--- EXERCISE ---
Only lines with the word "this" are needed; collect each of them from the listing below.

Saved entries
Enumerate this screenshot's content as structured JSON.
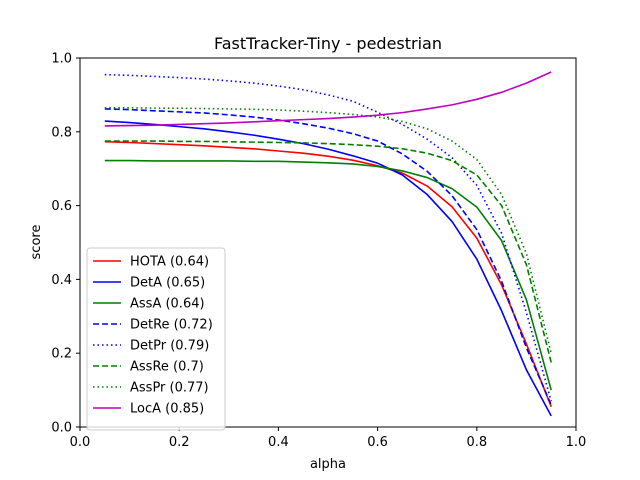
{
  "chart_data": {
    "type": "line",
    "title": "FastTracker-Tiny - pedestrian",
    "xlabel": "alpha",
    "ylabel": "score",
    "xlim": [
      0.0,
      1.0
    ],
    "ylim": [
      0.0,
      1.0
    ],
    "xticks": [
      "0.0",
      "0.2",
      "0.4",
      "0.6",
      "0.8",
      "1.0"
    ],
    "yticks": [
      "0.0",
      "0.2",
      "0.4",
      "0.6",
      "0.8",
      "1.0"
    ],
    "grid": false,
    "legend_position": "lower-left",
    "x": [
      0.05,
      0.1,
      0.15,
      0.2,
      0.25,
      0.3,
      0.35,
      0.4,
      0.45,
      0.5,
      0.55,
      0.6,
      0.65,
      0.7,
      0.75,
      0.8,
      0.85,
      0.9,
      0.95
    ],
    "series": [
      {
        "name": "HOTA (0.64)",
        "color": "#ff0000",
        "dash": "solid",
        "values": [
          0.773,
          0.771,
          0.768,
          0.765,
          0.762,
          0.758,
          0.754,
          0.748,
          0.742,
          0.734,
          0.723,
          0.708,
          0.688,
          0.653,
          0.597,
          0.512,
          0.385,
          0.225,
          0.055
        ]
      },
      {
        "name": "DetA (0.65)",
        "color": "#0000ff",
        "dash": "solid",
        "values": [
          0.829,
          0.825,
          0.82,
          0.814,
          0.808,
          0.8,
          0.791,
          0.78,
          0.768,
          0.753,
          0.735,
          0.715,
          0.683,
          0.63,
          0.557,
          0.455,
          0.315,
          0.155,
          0.03
        ]
      },
      {
        "name": "AssA (0.64)",
        "color": "#008000",
        "dash": "solid",
        "values": [
          0.722,
          0.722,
          0.721,
          0.721,
          0.721,
          0.721,
          0.72,
          0.72,
          0.718,
          0.716,
          0.713,
          0.706,
          0.694,
          0.676,
          0.646,
          0.596,
          0.505,
          0.345,
          0.1
        ]
      },
      {
        "name": "DetRe (0.72)",
        "color": "#0000ff",
        "dash": "dashed",
        "values": [
          0.862,
          0.86,
          0.857,
          0.854,
          0.851,
          0.846,
          0.84,
          0.832,
          0.822,
          0.81,
          0.795,
          0.775,
          0.74,
          0.693,
          0.627,
          0.535,
          0.395,
          0.215,
          0.06
        ]
      },
      {
        "name": "DetPr (0.79)",
        "color": "#0000ff",
        "dash": "dotted",
        "values": [
          0.955,
          0.953,
          0.95,
          0.947,
          0.943,
          0.938,
          0.932,
          0.924,
          0.914,
          0.9,
          0.883,
          0.853,
          0.82,
          0.78,
          0.73,
          0.655,
          0.525,
          0.31,
          0.07
        ]
      },
      {
        "name": "AssRe (0.7)",
        "color": "#008000",
        "dash": "dashed",
        "values": [
          0.775,
          0.775,
          0.775,
          0.774,
          0.774,
          0.773,
          0.772,
          0.771,
          0.77,
          0.768,
          0.765,
          0.761,
          0.754,
          0.742,
          0.722,
          0.683,
          0.6,
          0.44,
          0.175
        ]
      },
      {
        "name": "AssPr (0.77)",
        "color": "#008000",
        "dash": "dotted",
        "values": [
          0.865,
          0.865,
          0.864,
          0.864,
          0.863,
          0.862,
          0.861,
          0.859,
          0.856,
          0.852,
          0.847,
          0.84,
          0.828,
          0.808,
          0.775,
          0.725,
          0.63,
          0.47,
          0.2
        ]
      },
      {
        "name": "LocA (0.85)",
        "color": "#c000c0",
        "dash": "solid",
        "values": [
          0.816,
          0.817,
          0.818,
          0.82,
          0.822,
          0.824,
          0.827,
          0.83,
          0.833,
          0.836,
          0.84,
          0.845,
          0.852,
          0.862,
          0.873,
          0.888,
          0.907,
          0.932,
          0.962
        ]
      }
    ]
  }
}
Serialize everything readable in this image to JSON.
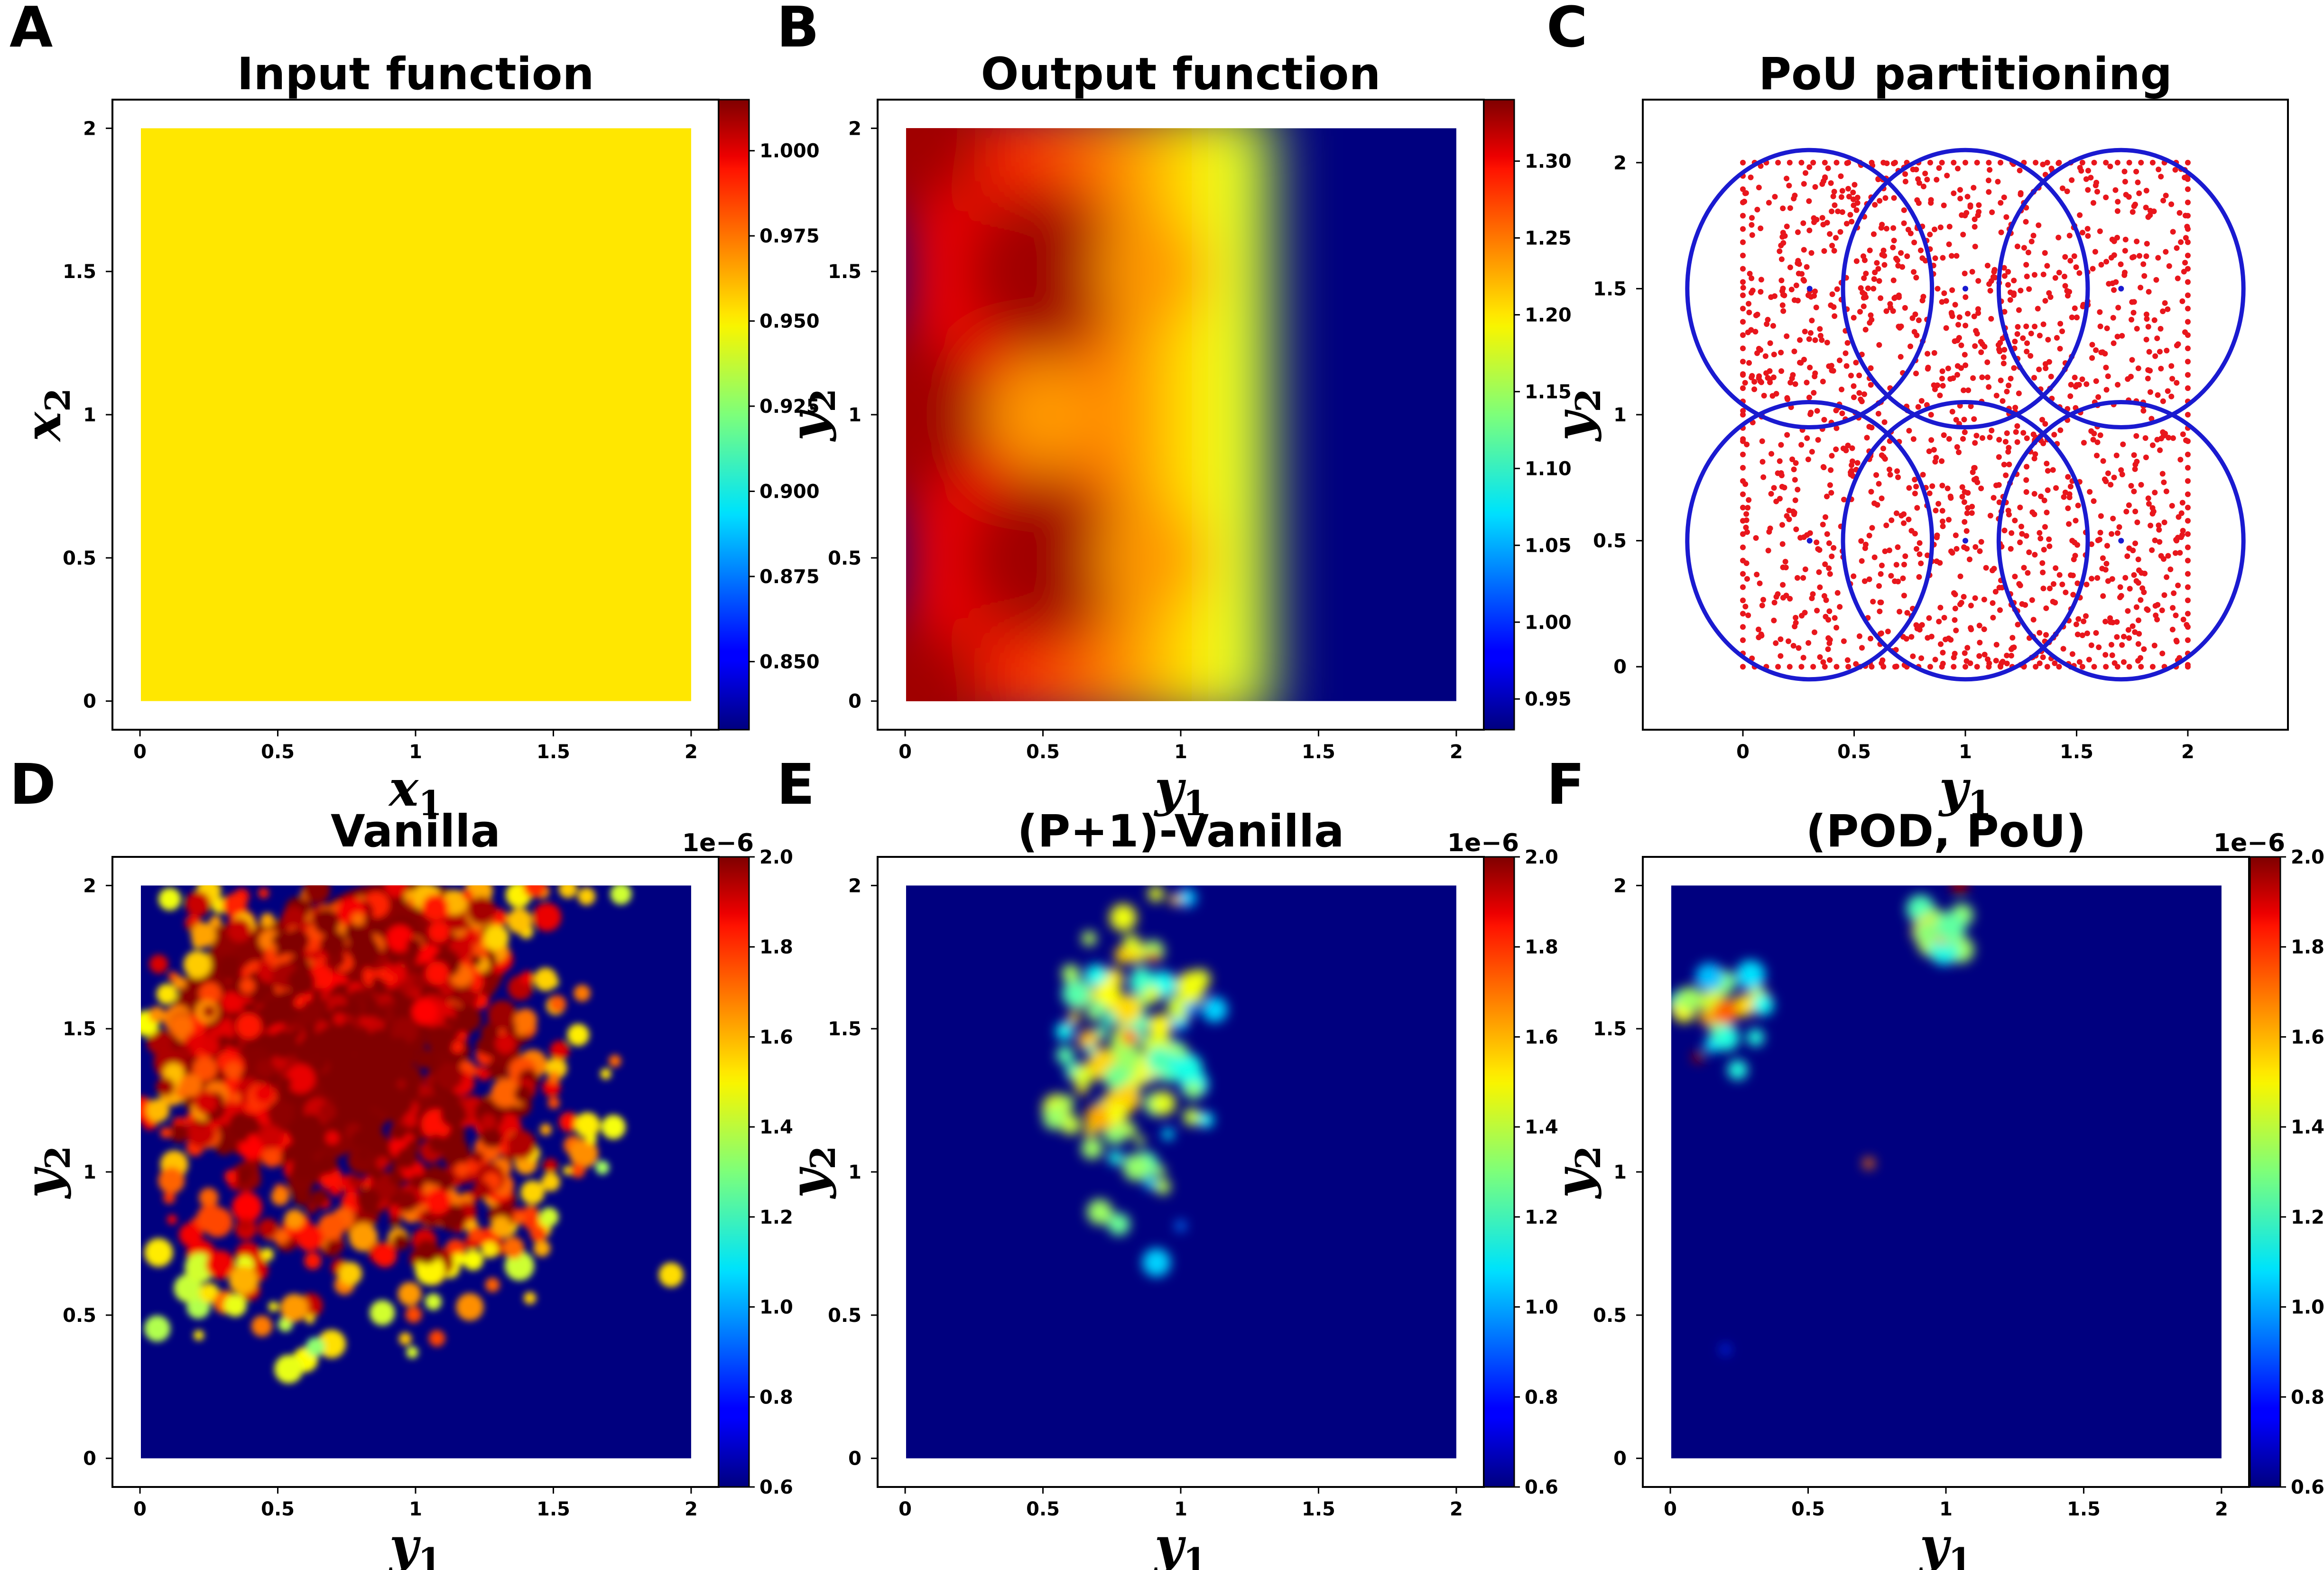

--- RIGHT ANSWER ---
Enumerate this screenshot's content as structured JSON.
Serialize everything readable in this image to JSON.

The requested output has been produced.